-- begin --

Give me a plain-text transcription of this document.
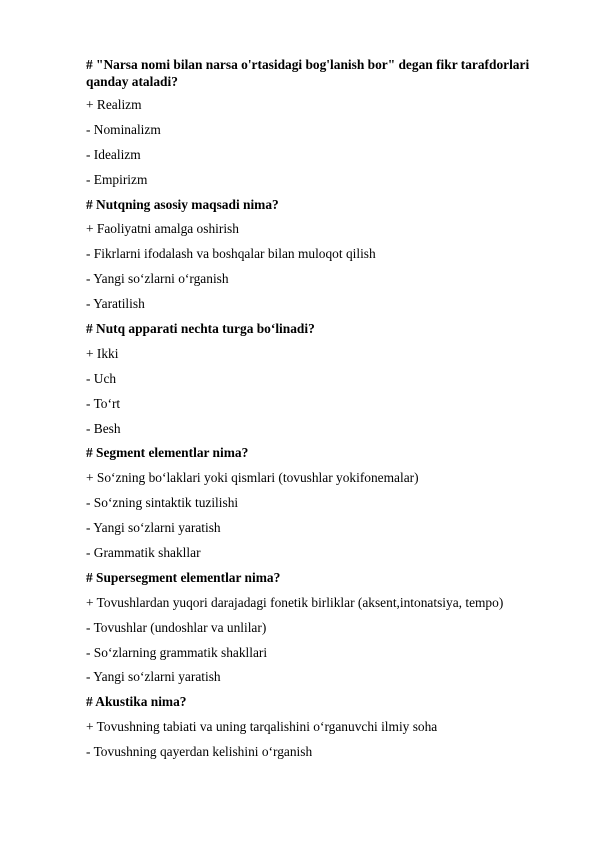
# "Narsa nomi bilan narsa o'rtasidagi bog'lanish bor" degan fikr tarafdorlari qanday ataladi?
+ Realizm
- Nominalizm
- Idealizm
- Empirizm
# Nutqning asosiy maqsadi nima?
+ Faoliyatni amalga oshirish
- Fikrlarni ifodalash va boshqalar bilan muloqot qilish
- Yangi so‘zlarni o‘rganish
- Yaratilish
# Nutq apparati nechta turga bo‘linadi?
+ Ikki
- Uch
- To‘rt
- Besh
# Segment elementlar nima?
+ So‘zning bo‘laklari yoki qismlari (tovushlar yokifonemalar)
- So‘zning sintaktik tuzilishi
- Yangi so‘zlarni yaratish
- Grammatik shakllar
# Supersegment elementlar nima?
+ Tovushlardan yuqori darajadagi fonetik birliklar (aksent,intonatsiya, tempo)
- Tovushlar (undoshlar va unlilar)
- So‘zlarning grammatik shakllari
- Yangi so‘zlarni yaratish
# Akustika nima?
+ Tovushning tabiati va uning tarqalishini o‘rganuvchi ilmiy soha
- Tovushning qayerdan kelishini o‘rganish
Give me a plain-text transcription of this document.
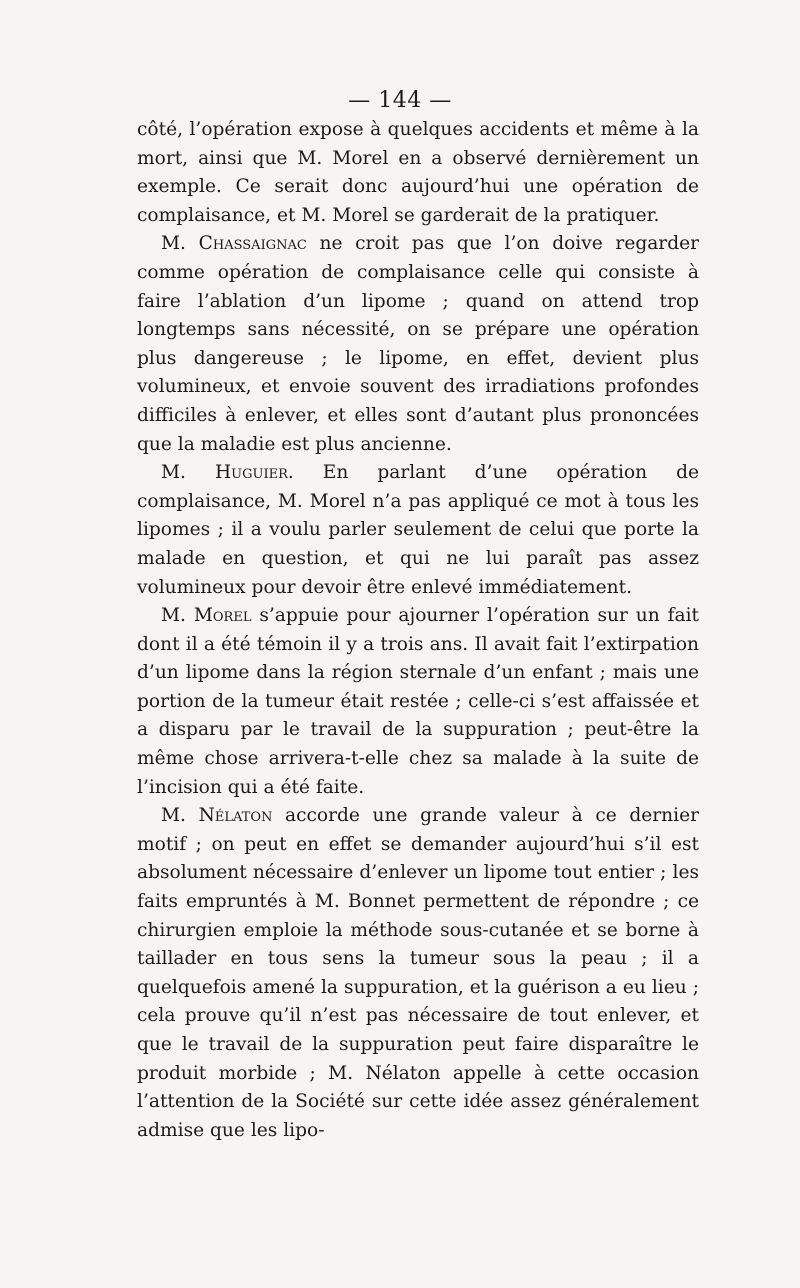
— 144 —

côté, l’opération expose à quelques accidents et même à la mort, ainsi que M. Morel en a observé dernièrement un exemple. Ce serait donc aujourd’hui une opération de complaisance, et M. Morel se garderait de la pratiquer.

M. Chassaignac ne croit pas que l’on doive regarder comme opération de complaisance celle qui consiste à faire l’ablation d’un lipome ; quand on attend trop longtemps sans nécessité, on se prépare une opération plus dangereuse ; le lipome, en effet, devient plus volumineux, et envoie souvent des irradiations profondes difficiles à enlever, et elles sont d’autant plus prononcées que la maladie est plus ancienne.

M. Huguier. En parlant d’une opération de complaisance, M. Morel n’a pas appliqué ce mot à tous les lipomes ; il a voulu parler seulement de celui que porte la malade en question, et qui ne lui paraît pas assez volumineux pour devoir être enlevé immédiatement.

M. Morel s’appuie pour ajourner l’opération sur un fait dont il a été témoin il y a trois ans. Il avait fait l’extirpation d’un lipome dans la région sternale d’un enfant ; mais une portion de la tumeur était restée ; celle-ci s’est affaissée et a disparu par le travail de la suppuration ; peut-être la même chose arrivera-t-elle chez sa malade à la suite de l’incision qui a été faite.

M. Nélaton accorde une grande valeur à ce dernier motif ; on peut en effet se demander aujourd’hui s’il est absolument nécessaire d’enlever un lipome tout entier ; les faits empruntés à M. Bonnet permettent de répondre ; ce chirurgien emploie la méthode sous-cutanée et se borne à taillader en tous sens la tumeur sous la peau ; il a quelquefois amené la suppuration, et la guérison a eu lieu ; cela prouve qu’il n’est pas nécessaire de tout enlever, et que le travail de la suppuration peut faire disparaître le produit morbide ; M. Nélaton appelle à cette occasion l’attention de la Société sur cette idée assez généralement admise que les lipo-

-- end --

# Do this
Gather all lines from the records above in which "zning" appears.

# Written solution
+ So‘zning bo‘laklari yoki qismlari (tovushlar yokifonemalar)
- So‘zning sintaktik tuzilishi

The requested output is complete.